-- What to do --
Look through the material below. Copy every line with the string "以考促学" in it.

------------------------------------------------------------

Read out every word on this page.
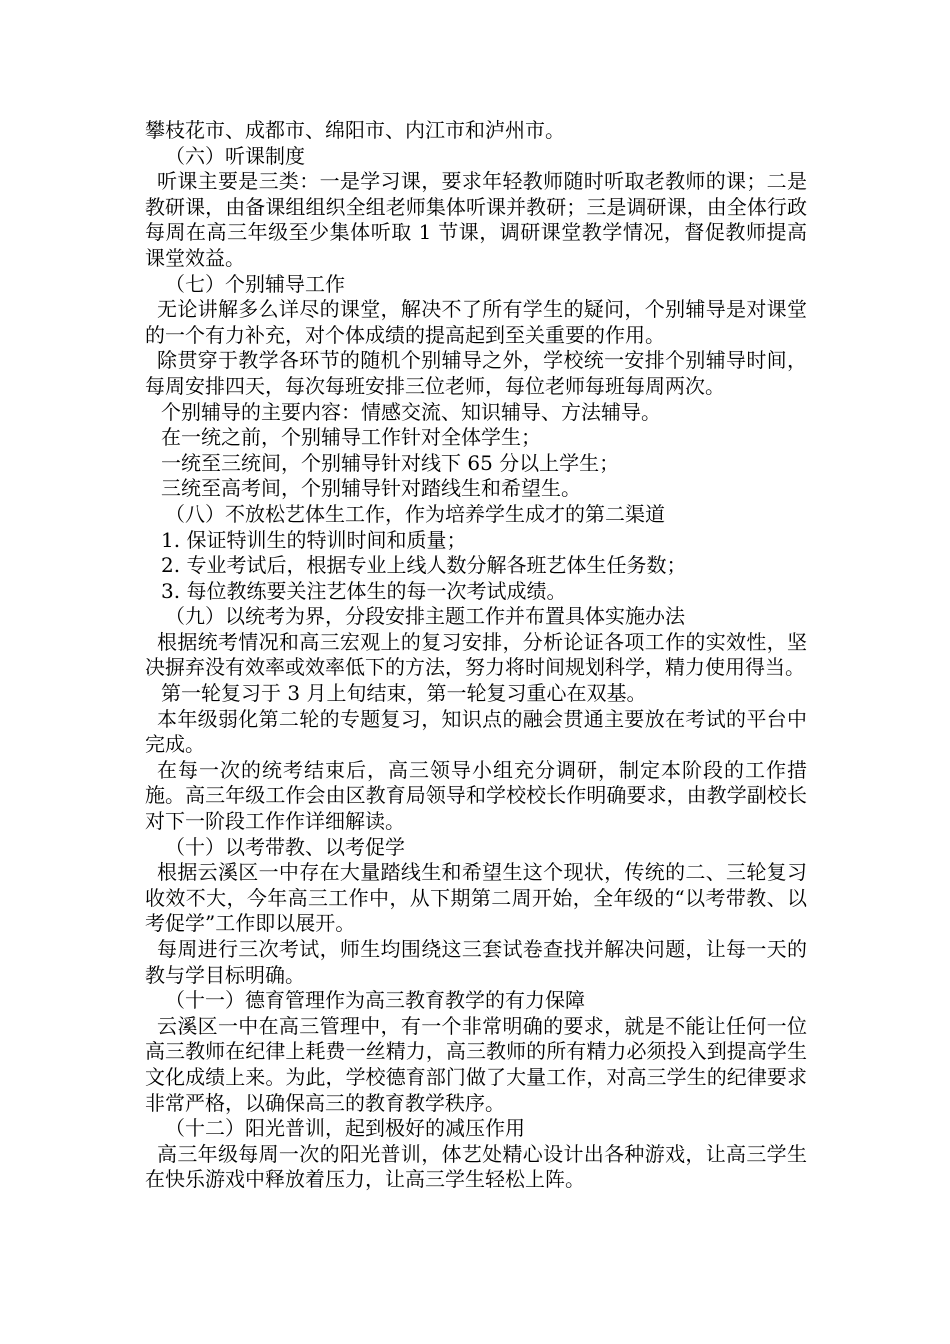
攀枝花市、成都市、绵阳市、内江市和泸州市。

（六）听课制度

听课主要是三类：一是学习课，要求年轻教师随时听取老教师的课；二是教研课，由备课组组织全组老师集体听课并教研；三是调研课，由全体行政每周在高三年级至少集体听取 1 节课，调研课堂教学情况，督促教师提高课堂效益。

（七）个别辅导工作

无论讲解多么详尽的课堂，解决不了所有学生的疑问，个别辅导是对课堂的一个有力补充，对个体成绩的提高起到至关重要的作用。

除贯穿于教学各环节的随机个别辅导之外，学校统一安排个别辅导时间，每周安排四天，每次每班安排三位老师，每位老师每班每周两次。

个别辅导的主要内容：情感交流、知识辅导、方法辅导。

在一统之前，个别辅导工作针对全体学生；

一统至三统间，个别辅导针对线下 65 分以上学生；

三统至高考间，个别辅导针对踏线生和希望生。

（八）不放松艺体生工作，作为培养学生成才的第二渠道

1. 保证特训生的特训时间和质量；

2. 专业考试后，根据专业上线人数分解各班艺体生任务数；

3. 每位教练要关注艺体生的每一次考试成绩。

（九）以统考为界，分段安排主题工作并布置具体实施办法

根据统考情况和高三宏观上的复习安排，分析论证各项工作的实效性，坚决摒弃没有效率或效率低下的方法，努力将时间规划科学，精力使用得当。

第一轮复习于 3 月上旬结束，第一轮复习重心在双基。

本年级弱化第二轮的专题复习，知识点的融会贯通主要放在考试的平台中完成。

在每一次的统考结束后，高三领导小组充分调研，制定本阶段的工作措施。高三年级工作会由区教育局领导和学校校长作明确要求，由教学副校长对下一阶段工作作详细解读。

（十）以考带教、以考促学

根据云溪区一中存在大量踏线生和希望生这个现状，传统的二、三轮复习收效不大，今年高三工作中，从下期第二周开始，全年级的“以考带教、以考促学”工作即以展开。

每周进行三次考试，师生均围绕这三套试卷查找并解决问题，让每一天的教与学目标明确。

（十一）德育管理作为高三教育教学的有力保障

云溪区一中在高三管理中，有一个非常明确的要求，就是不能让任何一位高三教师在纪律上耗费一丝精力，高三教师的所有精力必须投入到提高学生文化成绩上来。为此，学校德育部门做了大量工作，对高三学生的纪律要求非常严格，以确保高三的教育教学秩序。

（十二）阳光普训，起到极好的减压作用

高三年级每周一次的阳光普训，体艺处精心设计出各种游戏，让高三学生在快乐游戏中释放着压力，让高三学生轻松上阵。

------------------------------------------------------------

-- Expected output --
（十）以考带教、以考促学
根据云溪区一中存在大量踏线生和希望生这个现状，传统的二、三轮复习收效不大，今年高三工作中，从下期第二周开始，全年级的“以考带教、以考促学”工作即以展开。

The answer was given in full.